-- start --

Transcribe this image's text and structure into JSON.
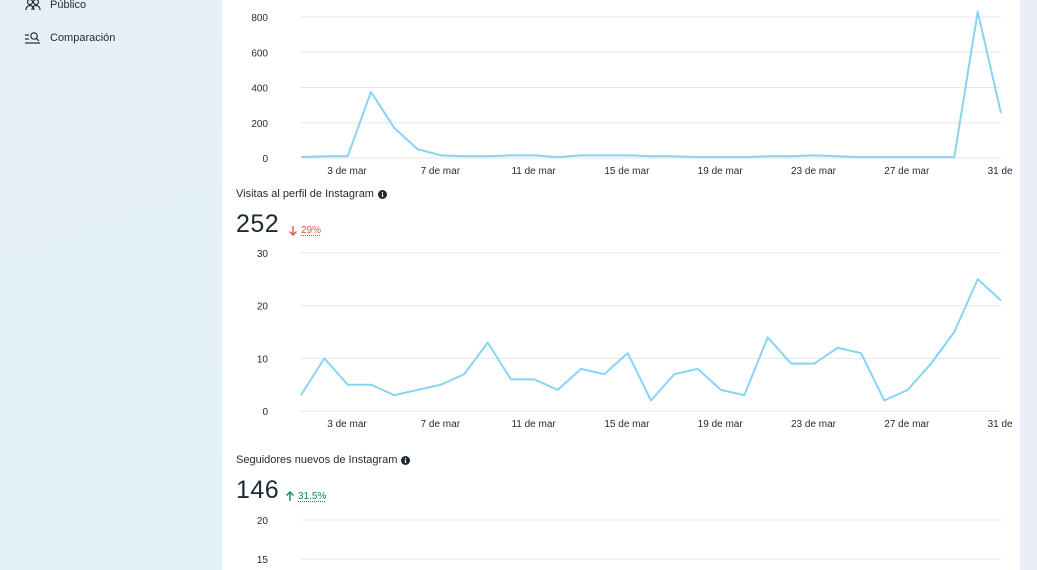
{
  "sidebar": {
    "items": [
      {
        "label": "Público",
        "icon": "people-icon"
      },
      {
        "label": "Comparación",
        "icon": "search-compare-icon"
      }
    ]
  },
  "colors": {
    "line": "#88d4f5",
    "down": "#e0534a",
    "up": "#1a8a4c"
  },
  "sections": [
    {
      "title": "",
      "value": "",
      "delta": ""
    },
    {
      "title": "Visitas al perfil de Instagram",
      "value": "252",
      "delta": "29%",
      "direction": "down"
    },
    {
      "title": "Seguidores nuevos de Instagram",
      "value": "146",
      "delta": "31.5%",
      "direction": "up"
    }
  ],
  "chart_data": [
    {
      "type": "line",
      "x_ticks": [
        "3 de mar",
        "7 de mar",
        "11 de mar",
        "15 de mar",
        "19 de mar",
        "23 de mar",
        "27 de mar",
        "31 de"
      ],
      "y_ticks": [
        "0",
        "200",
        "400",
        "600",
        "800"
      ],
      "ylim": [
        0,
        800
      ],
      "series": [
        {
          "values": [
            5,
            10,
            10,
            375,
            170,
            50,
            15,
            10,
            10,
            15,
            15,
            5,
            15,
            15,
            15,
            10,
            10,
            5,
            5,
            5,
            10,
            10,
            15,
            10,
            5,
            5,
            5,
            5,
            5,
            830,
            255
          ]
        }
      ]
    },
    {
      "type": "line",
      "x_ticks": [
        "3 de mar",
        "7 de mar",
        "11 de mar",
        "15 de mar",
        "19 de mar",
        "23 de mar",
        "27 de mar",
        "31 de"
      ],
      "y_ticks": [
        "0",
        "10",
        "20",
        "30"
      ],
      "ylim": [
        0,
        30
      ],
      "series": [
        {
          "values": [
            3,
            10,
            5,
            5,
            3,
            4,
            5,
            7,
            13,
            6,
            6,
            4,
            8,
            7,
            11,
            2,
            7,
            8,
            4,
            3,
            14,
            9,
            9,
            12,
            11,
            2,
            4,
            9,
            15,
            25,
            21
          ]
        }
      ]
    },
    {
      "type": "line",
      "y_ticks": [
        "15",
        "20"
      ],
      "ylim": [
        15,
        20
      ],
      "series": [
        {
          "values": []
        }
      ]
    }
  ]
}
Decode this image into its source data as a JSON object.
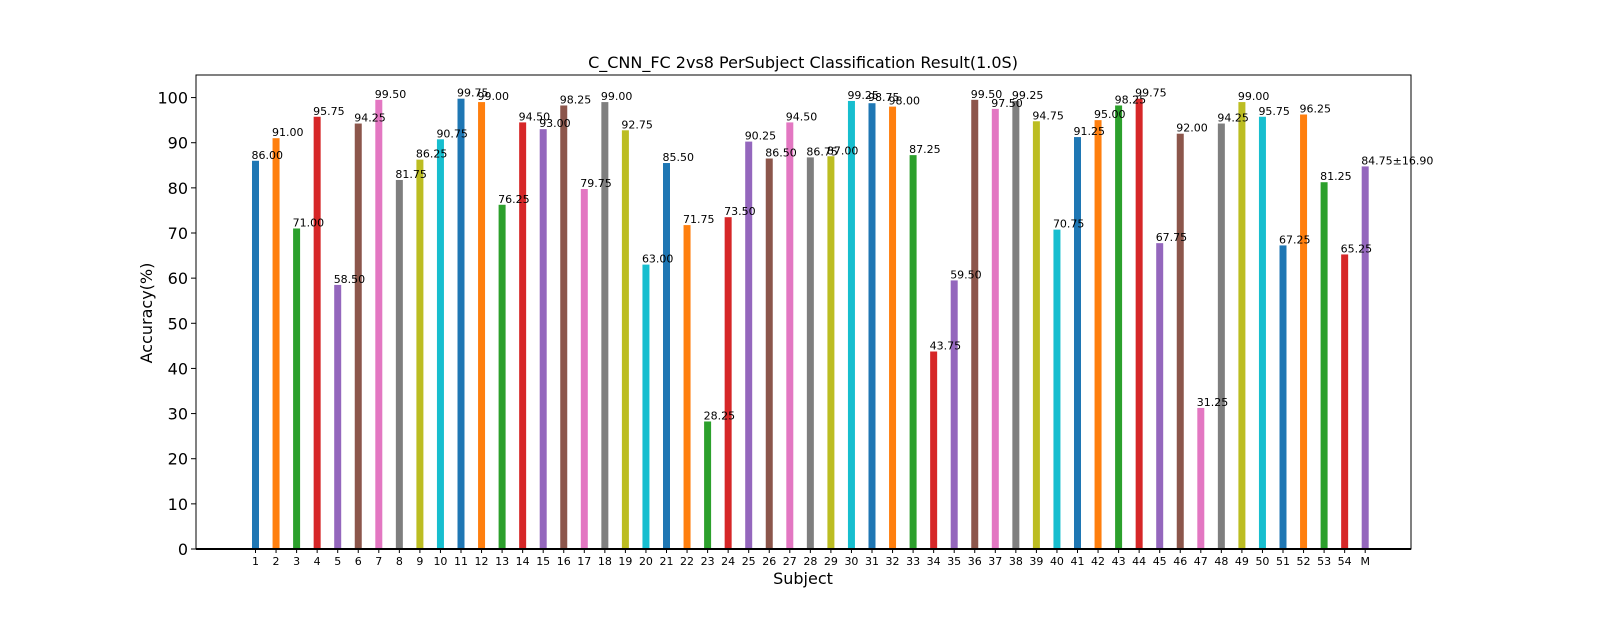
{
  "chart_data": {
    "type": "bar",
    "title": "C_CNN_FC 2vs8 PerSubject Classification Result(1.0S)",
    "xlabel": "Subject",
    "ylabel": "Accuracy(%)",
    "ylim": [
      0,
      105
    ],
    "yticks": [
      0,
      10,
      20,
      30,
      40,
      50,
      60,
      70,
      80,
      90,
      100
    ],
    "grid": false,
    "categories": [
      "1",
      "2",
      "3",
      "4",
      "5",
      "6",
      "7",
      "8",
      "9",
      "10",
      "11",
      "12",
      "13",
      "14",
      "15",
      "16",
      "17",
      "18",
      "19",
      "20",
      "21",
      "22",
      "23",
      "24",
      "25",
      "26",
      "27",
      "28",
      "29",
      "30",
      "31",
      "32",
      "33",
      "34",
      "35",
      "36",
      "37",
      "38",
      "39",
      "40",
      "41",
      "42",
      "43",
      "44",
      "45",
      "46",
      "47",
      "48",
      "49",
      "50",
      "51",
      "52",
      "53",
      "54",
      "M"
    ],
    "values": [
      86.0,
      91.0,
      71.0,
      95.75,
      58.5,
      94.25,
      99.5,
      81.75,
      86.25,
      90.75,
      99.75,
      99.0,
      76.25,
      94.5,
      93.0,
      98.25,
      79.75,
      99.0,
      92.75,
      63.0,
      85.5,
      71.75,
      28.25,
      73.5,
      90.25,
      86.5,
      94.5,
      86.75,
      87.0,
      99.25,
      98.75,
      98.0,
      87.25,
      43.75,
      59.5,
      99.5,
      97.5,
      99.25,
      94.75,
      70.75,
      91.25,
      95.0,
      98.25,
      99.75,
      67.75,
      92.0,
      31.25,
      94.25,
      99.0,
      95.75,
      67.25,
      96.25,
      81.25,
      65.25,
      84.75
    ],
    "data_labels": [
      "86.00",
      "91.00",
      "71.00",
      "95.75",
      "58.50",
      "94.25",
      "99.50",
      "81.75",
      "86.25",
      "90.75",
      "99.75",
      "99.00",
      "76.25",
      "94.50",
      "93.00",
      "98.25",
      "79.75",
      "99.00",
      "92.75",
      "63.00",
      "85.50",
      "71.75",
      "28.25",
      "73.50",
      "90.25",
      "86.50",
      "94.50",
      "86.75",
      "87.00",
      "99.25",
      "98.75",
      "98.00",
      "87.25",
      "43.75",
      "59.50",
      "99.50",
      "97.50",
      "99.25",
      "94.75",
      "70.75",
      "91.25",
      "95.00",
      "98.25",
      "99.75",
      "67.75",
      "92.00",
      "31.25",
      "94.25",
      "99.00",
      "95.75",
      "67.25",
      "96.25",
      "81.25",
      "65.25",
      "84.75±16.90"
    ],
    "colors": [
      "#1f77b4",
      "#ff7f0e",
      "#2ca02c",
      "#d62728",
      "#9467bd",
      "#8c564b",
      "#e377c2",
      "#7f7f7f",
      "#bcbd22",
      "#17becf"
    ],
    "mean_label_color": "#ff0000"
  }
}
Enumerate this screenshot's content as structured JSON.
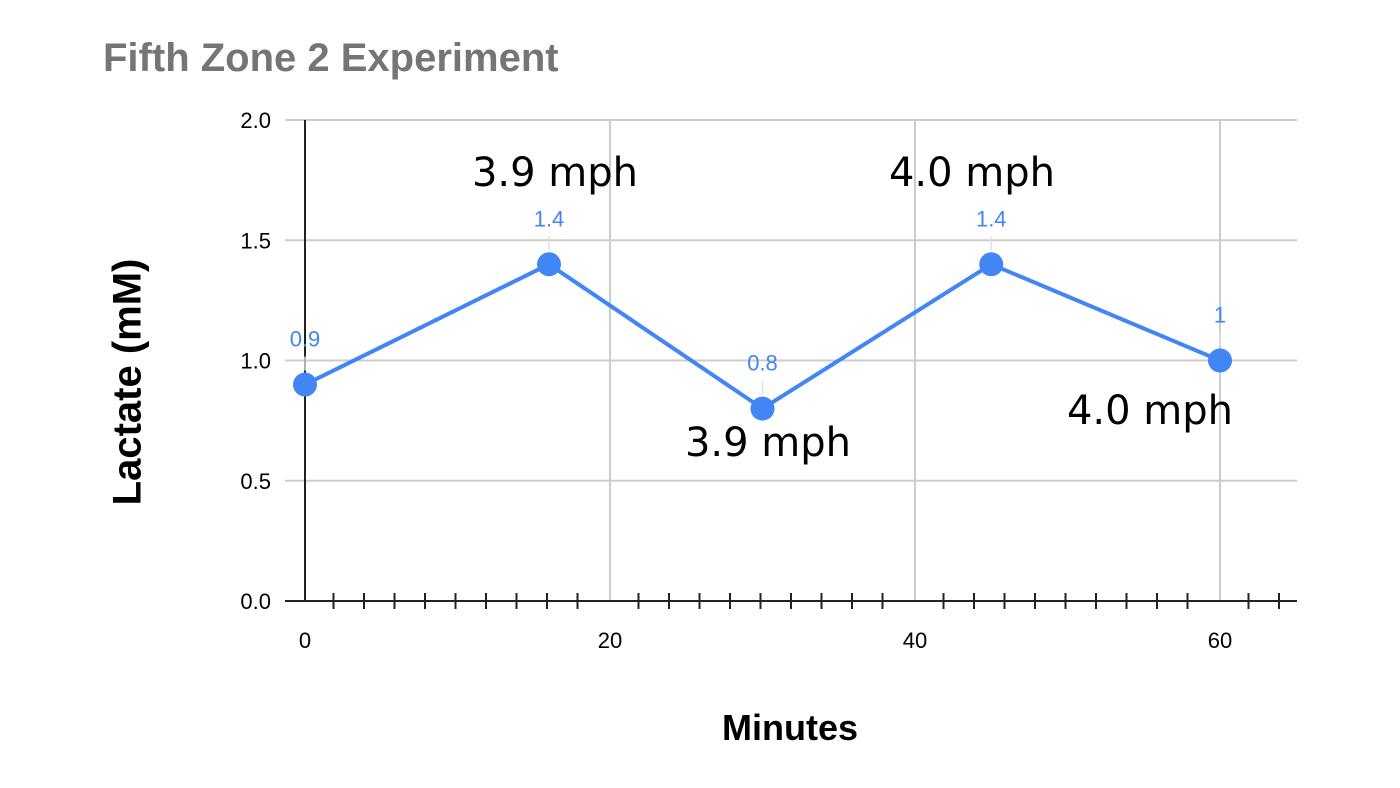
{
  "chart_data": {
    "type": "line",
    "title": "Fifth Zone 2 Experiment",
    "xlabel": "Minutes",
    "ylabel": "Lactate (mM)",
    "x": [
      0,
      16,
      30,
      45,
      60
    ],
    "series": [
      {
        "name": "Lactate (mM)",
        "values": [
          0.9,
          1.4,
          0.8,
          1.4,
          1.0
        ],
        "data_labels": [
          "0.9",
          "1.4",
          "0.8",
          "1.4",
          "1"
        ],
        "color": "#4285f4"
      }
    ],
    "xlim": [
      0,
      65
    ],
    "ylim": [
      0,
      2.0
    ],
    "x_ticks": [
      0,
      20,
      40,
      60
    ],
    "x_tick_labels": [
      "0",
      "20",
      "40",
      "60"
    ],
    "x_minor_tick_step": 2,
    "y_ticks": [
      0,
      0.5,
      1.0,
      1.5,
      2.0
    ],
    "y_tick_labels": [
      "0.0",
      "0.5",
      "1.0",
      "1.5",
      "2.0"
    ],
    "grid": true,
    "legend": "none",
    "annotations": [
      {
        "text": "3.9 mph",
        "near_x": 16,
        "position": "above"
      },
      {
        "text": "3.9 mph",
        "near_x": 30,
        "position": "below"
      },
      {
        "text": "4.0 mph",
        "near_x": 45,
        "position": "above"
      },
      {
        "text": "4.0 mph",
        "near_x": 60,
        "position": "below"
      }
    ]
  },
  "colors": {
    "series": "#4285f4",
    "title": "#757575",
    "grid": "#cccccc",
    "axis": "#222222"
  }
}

-- end --
-- start --

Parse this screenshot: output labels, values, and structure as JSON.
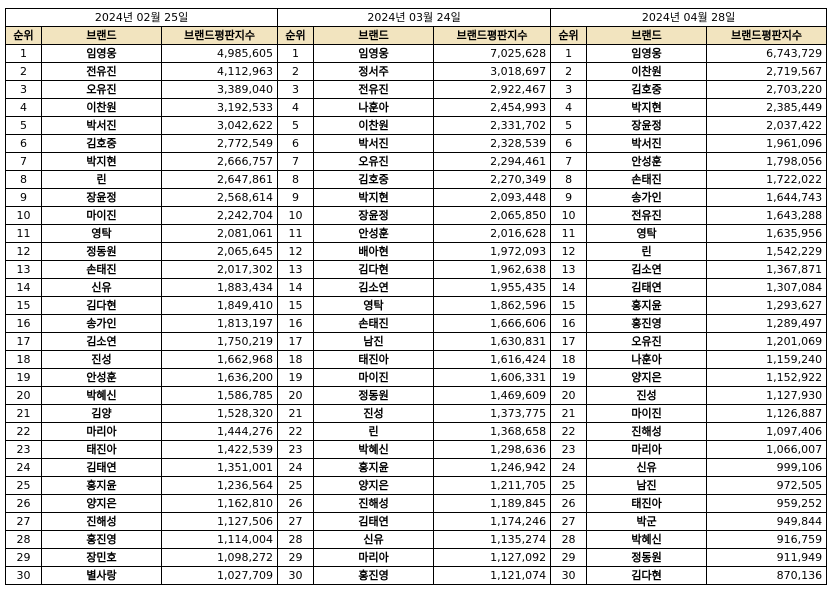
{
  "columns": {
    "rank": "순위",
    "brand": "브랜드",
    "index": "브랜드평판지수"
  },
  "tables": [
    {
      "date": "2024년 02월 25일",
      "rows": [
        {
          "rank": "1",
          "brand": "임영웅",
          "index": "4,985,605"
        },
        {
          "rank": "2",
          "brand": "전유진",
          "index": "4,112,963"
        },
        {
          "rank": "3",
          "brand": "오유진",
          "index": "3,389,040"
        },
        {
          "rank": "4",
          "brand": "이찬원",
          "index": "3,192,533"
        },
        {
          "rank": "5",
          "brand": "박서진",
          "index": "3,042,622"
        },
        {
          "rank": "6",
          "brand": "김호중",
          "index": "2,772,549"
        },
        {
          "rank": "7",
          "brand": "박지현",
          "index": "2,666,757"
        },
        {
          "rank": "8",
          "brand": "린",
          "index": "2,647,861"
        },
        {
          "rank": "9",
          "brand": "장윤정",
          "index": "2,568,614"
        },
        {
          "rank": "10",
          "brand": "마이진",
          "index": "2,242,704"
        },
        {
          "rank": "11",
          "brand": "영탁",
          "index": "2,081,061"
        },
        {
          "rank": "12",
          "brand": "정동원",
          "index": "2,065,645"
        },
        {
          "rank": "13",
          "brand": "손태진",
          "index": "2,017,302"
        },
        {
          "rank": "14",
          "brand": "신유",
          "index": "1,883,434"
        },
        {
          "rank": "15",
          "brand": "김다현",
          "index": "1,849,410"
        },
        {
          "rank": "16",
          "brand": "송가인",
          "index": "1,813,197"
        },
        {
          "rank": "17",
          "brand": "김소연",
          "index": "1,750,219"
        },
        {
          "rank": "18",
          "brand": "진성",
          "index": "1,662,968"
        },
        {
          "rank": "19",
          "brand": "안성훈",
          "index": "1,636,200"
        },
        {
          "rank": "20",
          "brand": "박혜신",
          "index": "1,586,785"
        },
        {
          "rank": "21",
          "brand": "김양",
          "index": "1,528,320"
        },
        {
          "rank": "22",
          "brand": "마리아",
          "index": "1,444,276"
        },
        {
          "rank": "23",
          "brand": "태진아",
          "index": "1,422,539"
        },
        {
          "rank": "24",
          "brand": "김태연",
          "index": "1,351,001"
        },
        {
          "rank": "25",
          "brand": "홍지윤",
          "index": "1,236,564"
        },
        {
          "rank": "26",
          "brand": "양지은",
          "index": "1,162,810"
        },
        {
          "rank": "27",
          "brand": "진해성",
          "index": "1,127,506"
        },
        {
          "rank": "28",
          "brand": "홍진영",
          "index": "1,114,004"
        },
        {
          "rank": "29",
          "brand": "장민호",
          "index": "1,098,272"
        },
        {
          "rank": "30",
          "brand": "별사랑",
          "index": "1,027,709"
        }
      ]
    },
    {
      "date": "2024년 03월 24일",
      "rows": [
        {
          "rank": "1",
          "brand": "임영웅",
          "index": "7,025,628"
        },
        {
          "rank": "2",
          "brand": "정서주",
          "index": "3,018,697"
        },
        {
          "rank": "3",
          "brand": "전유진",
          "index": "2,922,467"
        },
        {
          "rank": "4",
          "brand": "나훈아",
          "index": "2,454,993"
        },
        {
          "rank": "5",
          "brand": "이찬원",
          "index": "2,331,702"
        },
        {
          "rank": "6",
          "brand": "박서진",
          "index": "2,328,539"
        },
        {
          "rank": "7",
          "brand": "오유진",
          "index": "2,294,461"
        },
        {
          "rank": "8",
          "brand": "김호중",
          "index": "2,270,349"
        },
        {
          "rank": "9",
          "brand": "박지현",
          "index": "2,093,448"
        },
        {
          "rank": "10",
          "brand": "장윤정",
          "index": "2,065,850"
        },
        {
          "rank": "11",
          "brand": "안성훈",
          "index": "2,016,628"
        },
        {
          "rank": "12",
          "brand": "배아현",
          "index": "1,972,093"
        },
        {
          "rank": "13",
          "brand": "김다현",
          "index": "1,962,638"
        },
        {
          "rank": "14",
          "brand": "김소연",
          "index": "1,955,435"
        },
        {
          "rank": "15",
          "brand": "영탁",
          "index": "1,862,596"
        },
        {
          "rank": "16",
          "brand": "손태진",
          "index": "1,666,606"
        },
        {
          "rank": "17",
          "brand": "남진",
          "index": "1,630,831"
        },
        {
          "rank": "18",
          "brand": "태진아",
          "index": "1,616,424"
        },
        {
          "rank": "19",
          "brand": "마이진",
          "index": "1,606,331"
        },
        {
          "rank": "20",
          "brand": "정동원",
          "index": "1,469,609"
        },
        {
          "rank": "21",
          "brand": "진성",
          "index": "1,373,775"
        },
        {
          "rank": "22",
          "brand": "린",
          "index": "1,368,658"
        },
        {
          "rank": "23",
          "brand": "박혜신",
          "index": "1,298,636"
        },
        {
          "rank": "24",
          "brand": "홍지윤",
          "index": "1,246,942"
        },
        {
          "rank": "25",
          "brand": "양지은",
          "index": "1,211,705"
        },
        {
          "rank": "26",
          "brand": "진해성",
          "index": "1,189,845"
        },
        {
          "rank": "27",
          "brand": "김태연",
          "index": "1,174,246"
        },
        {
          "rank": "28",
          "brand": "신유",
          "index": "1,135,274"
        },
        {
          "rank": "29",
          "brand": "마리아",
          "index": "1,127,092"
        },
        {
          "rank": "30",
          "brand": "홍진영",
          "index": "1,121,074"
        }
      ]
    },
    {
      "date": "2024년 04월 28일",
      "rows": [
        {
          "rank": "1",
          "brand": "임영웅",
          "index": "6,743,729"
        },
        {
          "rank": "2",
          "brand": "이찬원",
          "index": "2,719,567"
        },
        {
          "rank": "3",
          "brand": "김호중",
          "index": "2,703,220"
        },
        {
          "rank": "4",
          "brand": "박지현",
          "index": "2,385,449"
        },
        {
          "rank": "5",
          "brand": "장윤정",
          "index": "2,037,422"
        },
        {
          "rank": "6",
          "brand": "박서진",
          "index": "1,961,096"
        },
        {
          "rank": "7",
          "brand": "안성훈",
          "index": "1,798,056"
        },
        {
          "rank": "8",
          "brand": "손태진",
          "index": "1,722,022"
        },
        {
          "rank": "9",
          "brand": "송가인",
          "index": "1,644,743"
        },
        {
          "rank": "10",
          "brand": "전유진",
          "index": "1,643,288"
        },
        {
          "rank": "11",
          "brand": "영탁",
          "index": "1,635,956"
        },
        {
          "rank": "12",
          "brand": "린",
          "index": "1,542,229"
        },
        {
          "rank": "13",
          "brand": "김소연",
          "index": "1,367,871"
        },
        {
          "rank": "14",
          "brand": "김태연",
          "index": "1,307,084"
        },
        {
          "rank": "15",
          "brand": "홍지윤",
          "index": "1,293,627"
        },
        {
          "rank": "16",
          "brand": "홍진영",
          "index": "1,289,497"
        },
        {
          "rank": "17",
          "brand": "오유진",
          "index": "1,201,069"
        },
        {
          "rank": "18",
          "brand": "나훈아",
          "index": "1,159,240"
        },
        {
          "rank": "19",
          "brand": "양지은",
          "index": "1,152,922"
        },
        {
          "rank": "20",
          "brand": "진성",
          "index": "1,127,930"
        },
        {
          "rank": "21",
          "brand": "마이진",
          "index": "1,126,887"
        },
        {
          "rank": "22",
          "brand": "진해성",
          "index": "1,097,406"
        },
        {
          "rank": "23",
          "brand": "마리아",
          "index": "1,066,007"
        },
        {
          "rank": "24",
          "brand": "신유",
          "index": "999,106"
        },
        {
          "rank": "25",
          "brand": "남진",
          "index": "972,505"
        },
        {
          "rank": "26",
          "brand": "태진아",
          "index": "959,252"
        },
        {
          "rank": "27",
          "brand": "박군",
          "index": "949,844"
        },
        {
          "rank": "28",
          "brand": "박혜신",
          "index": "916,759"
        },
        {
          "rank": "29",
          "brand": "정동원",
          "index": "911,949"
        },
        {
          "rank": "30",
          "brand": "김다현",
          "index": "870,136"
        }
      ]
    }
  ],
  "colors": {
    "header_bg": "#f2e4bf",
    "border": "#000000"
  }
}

-- end --

◆ **SET PROBLEM**
Write out every line of the preceding listing that contains "icon".

◆ **RESPONSE**
        "icon": "people-icon"
        "icon": "search-compare-icon"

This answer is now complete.